Exercise details:
Copy each line in the data that includes the word "Registry".

>> begin Excerpted data

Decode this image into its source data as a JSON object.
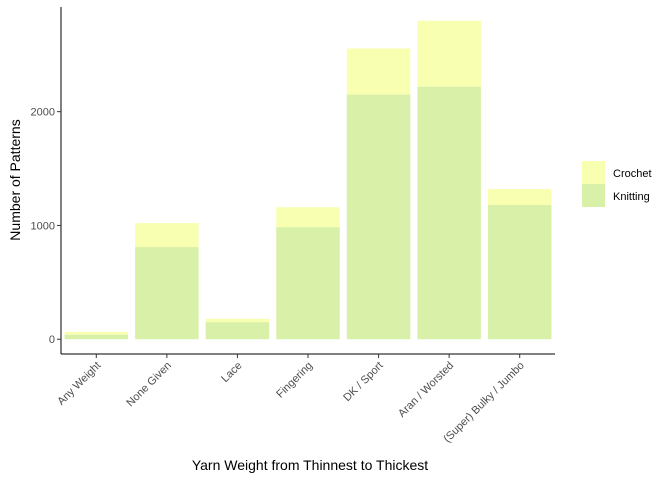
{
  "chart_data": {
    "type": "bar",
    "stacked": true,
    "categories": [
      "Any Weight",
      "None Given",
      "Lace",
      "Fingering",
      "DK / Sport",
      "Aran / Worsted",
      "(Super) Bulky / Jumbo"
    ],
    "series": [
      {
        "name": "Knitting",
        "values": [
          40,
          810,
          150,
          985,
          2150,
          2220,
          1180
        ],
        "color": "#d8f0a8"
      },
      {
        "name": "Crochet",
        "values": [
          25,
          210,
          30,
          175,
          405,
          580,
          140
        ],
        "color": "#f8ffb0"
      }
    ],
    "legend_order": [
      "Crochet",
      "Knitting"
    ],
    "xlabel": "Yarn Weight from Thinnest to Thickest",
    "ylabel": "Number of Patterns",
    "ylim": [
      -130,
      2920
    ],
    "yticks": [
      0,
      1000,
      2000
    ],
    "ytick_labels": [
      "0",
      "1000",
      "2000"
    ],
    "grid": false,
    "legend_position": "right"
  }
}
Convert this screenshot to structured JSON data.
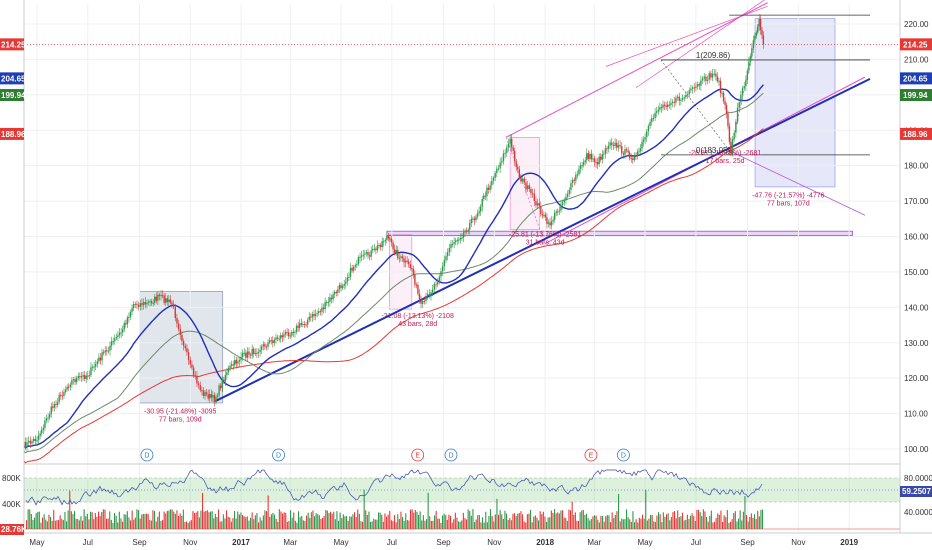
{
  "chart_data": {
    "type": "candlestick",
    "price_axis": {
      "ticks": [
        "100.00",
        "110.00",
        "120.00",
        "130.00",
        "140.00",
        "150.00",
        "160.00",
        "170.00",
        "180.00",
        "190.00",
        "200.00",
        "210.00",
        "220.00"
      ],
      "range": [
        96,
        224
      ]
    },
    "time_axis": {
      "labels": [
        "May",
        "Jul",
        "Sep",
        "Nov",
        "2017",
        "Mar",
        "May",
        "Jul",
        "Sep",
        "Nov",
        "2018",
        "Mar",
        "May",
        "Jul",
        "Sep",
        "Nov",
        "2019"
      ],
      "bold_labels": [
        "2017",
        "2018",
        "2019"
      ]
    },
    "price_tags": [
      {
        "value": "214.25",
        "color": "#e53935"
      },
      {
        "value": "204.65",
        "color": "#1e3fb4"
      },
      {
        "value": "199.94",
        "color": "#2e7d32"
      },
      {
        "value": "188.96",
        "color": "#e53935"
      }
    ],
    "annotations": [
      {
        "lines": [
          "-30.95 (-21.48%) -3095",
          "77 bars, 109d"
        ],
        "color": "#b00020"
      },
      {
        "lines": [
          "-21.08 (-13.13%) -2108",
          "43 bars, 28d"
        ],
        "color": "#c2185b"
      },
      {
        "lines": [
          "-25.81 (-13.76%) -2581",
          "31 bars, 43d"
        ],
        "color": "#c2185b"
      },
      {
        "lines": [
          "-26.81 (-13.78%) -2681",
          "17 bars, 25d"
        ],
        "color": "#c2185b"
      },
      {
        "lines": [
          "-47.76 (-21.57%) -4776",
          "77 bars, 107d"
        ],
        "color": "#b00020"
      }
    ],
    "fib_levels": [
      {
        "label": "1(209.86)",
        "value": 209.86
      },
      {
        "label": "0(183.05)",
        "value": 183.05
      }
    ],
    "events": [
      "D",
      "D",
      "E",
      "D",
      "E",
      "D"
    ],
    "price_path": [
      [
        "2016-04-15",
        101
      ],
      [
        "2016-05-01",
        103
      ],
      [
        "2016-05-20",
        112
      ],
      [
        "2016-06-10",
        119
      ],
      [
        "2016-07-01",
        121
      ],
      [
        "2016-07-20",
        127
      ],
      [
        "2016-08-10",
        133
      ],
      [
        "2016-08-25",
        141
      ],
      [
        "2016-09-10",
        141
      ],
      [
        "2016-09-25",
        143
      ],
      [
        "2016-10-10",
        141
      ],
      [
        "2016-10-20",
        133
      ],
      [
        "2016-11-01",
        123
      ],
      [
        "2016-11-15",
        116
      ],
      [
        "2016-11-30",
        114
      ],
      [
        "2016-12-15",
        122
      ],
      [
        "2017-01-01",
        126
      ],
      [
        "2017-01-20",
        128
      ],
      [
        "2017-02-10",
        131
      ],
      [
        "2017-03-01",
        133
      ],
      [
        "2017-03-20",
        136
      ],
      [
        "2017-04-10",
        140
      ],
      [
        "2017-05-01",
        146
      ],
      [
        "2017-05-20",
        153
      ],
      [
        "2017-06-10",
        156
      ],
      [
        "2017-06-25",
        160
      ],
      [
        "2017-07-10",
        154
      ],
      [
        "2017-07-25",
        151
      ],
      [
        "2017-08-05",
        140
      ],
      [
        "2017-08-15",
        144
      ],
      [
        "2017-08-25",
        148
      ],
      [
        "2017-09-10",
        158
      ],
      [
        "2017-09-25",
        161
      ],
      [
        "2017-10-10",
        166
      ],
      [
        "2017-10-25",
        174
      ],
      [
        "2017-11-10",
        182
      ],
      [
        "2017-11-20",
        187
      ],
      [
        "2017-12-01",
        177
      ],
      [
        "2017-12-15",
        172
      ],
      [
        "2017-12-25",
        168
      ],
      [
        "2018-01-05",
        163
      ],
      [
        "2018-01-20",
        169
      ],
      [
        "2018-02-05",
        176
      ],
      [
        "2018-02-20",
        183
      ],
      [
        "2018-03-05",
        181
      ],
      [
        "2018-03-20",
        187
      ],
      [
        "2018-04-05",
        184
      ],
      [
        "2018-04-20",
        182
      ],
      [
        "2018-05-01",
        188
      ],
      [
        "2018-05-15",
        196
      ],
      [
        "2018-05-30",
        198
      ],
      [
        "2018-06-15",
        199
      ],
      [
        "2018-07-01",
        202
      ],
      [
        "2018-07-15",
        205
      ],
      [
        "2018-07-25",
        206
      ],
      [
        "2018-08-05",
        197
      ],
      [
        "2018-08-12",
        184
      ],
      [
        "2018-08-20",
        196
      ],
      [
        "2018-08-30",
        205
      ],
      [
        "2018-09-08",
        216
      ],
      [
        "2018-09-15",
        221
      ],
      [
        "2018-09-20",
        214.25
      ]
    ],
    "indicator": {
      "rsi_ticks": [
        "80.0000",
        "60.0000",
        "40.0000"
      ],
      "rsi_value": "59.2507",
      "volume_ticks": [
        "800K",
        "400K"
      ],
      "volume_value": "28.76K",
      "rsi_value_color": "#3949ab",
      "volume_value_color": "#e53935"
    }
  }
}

>> end Excerpted data
>> begin Excerpted data

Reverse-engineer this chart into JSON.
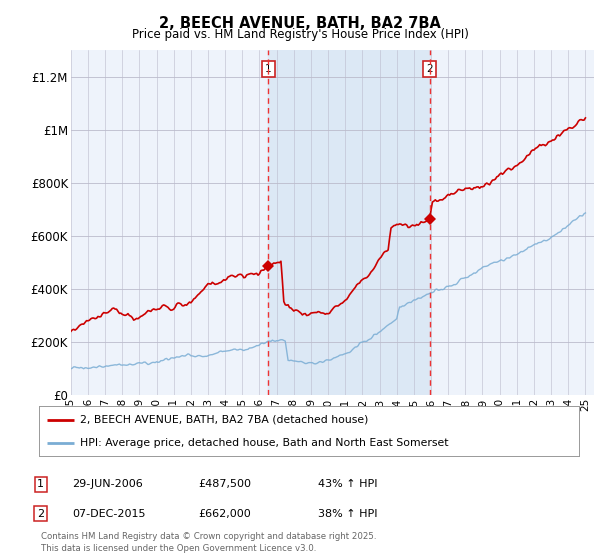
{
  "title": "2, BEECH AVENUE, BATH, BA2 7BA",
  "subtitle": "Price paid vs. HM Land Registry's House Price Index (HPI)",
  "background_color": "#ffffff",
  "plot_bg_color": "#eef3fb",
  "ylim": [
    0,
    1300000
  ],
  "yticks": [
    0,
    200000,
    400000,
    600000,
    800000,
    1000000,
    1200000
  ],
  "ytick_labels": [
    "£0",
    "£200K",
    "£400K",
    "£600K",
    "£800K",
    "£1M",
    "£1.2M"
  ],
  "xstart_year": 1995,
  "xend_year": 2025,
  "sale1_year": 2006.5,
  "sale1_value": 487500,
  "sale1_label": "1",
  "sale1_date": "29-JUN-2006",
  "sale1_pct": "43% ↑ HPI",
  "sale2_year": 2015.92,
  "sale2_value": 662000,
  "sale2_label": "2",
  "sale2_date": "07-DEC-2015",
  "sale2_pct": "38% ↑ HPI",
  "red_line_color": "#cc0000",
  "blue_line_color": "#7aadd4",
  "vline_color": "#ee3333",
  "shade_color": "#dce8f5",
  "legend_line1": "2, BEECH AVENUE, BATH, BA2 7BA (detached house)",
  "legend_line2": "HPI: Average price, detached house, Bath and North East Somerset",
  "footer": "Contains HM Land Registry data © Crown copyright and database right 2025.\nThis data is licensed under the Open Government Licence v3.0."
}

>> end Excerpted data
>> begin Excerpted data

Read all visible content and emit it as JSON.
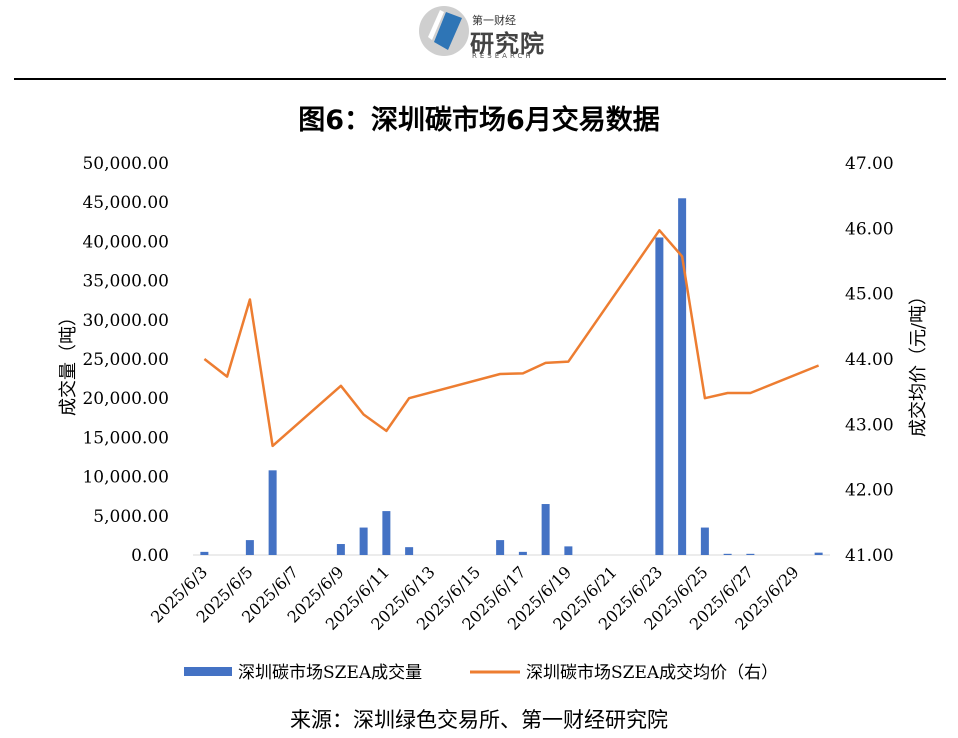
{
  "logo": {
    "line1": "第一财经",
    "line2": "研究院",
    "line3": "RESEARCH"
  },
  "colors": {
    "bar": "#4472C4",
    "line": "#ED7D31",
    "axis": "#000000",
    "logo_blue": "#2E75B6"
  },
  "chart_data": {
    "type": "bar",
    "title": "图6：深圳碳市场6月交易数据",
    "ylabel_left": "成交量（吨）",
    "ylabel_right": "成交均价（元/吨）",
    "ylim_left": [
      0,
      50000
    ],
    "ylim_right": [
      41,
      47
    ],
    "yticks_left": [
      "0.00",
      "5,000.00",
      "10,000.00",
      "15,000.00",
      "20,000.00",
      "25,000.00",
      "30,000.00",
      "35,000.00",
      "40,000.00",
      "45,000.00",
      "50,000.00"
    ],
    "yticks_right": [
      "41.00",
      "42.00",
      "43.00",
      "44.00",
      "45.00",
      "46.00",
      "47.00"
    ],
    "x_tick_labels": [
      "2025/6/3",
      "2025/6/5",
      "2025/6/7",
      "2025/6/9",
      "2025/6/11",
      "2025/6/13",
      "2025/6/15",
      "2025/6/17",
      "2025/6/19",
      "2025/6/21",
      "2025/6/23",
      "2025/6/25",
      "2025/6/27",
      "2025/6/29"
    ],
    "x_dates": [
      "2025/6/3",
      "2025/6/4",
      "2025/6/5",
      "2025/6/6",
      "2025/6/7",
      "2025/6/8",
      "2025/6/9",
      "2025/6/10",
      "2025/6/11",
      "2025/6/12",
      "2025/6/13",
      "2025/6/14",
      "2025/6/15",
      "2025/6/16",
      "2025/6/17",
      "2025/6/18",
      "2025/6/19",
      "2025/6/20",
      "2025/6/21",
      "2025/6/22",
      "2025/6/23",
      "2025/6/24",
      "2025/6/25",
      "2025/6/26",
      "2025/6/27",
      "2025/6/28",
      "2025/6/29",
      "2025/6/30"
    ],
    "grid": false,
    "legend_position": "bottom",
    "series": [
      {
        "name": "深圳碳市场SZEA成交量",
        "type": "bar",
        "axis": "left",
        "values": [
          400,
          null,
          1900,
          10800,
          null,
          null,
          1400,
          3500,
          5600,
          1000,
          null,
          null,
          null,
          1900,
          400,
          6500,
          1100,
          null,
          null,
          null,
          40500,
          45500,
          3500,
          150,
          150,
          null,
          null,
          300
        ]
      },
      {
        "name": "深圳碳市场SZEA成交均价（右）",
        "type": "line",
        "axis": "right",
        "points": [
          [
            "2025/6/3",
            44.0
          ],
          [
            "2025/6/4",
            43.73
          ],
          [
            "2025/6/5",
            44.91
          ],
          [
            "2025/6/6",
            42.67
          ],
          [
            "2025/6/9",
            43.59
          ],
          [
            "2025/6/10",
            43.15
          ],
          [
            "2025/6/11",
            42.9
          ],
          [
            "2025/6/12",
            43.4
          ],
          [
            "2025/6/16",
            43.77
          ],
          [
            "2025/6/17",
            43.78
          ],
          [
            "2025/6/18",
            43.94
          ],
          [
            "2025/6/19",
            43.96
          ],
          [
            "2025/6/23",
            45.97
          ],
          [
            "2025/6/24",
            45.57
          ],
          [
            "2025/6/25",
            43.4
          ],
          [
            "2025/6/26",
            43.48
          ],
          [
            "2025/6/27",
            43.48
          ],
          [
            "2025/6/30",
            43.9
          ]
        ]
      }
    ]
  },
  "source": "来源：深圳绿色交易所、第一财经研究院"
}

>> end Excerpted data

Reply:
  "subtitle": "Price paid vs. HM Land Registry's House Price Index (HPI)",
  "footer": "Contains HM Land Registry data © Crown copyright and database right 2025.\nThis data is licensed under the Open Government Licence v3.0."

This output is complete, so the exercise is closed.